— What is needed —
Using the records below, count the lines with "type" in them. Give the number only.

== Raw data

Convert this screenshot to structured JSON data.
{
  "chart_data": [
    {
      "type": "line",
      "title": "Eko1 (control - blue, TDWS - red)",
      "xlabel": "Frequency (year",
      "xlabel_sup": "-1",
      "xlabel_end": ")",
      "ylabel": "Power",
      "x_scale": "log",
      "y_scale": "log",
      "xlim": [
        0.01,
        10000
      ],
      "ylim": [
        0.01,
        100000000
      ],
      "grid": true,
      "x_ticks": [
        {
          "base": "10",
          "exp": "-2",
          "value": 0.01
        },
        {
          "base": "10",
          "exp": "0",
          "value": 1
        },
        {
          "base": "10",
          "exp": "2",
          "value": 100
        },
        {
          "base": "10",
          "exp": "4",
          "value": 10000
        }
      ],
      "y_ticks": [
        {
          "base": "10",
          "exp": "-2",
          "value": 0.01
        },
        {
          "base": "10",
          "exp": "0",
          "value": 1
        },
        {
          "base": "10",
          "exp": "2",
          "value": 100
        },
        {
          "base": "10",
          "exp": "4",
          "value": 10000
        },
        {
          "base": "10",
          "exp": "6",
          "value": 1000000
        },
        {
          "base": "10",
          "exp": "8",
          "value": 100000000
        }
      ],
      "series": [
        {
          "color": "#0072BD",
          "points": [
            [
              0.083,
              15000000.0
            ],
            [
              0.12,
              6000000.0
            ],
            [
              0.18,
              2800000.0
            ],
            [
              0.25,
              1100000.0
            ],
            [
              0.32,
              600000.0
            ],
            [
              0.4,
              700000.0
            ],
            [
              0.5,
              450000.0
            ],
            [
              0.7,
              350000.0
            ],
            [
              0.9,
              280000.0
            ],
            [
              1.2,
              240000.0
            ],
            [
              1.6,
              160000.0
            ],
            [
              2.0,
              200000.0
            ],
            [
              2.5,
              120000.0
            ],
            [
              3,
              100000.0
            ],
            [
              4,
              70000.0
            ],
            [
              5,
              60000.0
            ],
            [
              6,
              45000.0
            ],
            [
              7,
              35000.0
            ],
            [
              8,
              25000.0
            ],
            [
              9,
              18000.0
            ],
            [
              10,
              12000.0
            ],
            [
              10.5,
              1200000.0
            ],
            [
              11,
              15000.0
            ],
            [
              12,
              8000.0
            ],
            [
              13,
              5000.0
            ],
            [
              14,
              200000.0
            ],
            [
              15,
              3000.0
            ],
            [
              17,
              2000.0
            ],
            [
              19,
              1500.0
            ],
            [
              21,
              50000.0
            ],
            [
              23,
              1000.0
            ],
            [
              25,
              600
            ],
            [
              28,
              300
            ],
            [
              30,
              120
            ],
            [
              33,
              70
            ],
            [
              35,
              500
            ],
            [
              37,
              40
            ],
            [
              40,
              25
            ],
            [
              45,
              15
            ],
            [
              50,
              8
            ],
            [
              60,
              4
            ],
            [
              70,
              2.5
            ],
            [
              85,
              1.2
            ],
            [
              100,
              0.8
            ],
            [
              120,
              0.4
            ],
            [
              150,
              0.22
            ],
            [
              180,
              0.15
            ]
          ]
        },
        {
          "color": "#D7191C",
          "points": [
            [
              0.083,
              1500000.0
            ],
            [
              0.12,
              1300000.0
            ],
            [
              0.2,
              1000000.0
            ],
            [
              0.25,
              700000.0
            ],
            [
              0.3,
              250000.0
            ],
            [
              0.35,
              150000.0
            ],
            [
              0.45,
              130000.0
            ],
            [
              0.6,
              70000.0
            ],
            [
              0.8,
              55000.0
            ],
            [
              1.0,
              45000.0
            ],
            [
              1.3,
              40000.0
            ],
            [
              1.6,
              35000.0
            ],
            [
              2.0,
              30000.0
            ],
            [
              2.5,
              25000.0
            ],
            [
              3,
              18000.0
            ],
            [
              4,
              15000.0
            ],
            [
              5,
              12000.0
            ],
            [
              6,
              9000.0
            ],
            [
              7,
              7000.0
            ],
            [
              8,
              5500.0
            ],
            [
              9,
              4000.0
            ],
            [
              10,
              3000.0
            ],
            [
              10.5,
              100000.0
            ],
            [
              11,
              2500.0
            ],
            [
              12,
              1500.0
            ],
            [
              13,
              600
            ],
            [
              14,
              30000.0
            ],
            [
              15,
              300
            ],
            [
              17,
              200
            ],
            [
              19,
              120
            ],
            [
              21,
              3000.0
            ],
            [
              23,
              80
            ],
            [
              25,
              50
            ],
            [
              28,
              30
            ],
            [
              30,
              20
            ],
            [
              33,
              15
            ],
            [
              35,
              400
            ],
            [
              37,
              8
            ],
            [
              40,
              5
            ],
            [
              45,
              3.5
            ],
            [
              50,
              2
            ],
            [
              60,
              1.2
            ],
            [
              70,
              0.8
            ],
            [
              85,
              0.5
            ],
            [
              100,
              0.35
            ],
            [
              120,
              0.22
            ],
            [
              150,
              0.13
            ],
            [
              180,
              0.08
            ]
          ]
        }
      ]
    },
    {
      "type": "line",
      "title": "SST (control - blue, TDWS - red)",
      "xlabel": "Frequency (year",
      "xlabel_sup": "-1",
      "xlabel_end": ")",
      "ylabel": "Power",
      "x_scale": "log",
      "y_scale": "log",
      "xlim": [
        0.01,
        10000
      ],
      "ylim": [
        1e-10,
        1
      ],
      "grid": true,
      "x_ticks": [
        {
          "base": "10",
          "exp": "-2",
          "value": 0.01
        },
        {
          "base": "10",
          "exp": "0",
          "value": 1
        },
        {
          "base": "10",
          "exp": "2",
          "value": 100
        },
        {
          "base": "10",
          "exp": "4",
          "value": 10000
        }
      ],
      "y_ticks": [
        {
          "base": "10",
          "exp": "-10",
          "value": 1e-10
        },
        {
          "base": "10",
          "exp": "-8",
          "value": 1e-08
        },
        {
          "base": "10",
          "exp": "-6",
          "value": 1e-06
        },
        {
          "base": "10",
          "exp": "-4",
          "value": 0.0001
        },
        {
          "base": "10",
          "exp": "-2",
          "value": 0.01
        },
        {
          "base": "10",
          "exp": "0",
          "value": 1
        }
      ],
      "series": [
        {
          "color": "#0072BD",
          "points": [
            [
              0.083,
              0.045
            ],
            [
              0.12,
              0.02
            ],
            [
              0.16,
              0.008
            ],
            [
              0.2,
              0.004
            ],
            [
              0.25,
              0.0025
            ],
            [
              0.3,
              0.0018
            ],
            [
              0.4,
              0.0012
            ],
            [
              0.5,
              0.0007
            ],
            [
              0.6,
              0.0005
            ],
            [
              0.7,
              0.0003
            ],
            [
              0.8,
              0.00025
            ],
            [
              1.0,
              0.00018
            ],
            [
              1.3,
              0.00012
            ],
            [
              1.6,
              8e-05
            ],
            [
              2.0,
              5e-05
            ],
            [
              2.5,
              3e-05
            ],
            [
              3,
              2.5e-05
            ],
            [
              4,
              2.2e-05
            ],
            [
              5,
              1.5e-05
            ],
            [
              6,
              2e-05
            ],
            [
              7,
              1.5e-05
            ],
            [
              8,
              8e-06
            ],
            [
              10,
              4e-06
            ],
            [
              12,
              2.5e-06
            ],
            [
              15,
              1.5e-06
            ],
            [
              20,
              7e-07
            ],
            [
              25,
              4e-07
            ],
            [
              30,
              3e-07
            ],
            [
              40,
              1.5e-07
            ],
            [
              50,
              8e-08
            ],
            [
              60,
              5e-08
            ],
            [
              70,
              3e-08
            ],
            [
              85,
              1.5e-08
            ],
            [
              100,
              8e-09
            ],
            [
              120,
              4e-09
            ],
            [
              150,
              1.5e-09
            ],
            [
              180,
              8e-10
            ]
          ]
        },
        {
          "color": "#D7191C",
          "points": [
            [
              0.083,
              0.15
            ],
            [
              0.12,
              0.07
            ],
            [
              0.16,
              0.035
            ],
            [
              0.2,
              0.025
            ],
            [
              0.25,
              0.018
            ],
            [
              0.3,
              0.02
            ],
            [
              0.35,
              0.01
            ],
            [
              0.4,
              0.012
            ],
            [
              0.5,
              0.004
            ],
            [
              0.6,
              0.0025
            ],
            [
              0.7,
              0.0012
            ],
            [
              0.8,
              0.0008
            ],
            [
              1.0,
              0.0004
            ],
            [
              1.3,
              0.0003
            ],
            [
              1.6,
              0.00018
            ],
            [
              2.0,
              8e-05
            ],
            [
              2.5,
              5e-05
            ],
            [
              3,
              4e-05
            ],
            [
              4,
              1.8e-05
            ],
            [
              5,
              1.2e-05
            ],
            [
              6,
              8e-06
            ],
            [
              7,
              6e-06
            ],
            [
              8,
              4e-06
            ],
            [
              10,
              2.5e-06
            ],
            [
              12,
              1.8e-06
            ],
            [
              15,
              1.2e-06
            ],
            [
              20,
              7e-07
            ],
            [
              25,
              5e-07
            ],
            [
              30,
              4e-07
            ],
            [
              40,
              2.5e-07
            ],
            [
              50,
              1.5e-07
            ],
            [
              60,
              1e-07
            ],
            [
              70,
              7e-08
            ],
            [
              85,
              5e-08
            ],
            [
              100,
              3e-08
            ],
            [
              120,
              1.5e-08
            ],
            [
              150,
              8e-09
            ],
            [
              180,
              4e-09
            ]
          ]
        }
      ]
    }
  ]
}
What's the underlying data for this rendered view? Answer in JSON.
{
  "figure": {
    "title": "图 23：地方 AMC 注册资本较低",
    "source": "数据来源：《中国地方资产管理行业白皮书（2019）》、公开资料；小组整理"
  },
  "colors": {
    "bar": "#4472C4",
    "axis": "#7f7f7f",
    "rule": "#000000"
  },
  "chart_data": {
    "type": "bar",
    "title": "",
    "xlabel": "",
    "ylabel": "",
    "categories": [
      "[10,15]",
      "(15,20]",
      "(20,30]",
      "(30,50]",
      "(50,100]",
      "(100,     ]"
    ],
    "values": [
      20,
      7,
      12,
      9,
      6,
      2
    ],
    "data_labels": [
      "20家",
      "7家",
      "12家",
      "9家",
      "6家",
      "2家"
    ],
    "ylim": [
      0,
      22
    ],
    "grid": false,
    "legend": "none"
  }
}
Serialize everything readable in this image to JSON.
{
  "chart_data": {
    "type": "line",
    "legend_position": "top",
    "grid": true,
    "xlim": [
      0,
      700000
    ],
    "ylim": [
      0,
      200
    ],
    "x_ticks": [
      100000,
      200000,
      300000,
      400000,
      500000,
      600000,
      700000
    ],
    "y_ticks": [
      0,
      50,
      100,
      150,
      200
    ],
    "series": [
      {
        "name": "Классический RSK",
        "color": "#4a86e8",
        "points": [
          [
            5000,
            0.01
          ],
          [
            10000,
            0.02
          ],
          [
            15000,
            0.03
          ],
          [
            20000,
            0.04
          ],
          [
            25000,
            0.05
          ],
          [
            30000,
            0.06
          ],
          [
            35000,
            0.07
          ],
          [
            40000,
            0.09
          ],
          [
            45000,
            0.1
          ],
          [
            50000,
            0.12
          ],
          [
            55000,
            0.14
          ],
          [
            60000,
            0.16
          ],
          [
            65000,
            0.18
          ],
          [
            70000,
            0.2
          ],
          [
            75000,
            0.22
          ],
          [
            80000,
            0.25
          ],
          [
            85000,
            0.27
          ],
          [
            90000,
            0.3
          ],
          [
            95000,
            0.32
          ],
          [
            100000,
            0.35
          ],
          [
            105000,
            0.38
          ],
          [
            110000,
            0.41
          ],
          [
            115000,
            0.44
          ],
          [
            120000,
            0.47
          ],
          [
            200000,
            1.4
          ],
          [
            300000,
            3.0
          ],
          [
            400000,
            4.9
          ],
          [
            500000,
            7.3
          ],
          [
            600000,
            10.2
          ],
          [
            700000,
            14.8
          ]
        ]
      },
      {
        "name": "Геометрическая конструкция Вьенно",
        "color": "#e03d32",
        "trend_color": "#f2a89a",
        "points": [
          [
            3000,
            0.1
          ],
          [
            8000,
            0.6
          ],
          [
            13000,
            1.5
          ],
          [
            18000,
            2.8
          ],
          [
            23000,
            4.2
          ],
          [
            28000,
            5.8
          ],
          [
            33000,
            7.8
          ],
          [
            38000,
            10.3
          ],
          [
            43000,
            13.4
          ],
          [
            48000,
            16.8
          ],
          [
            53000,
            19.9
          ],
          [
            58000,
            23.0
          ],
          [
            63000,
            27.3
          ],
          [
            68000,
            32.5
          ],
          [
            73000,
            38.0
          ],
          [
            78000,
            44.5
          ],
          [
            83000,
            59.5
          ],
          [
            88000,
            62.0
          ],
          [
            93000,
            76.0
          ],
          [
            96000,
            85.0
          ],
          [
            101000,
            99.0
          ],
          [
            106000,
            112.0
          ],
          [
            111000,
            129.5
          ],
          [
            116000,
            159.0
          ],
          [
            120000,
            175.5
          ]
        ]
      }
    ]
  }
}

====

— Solution below —
4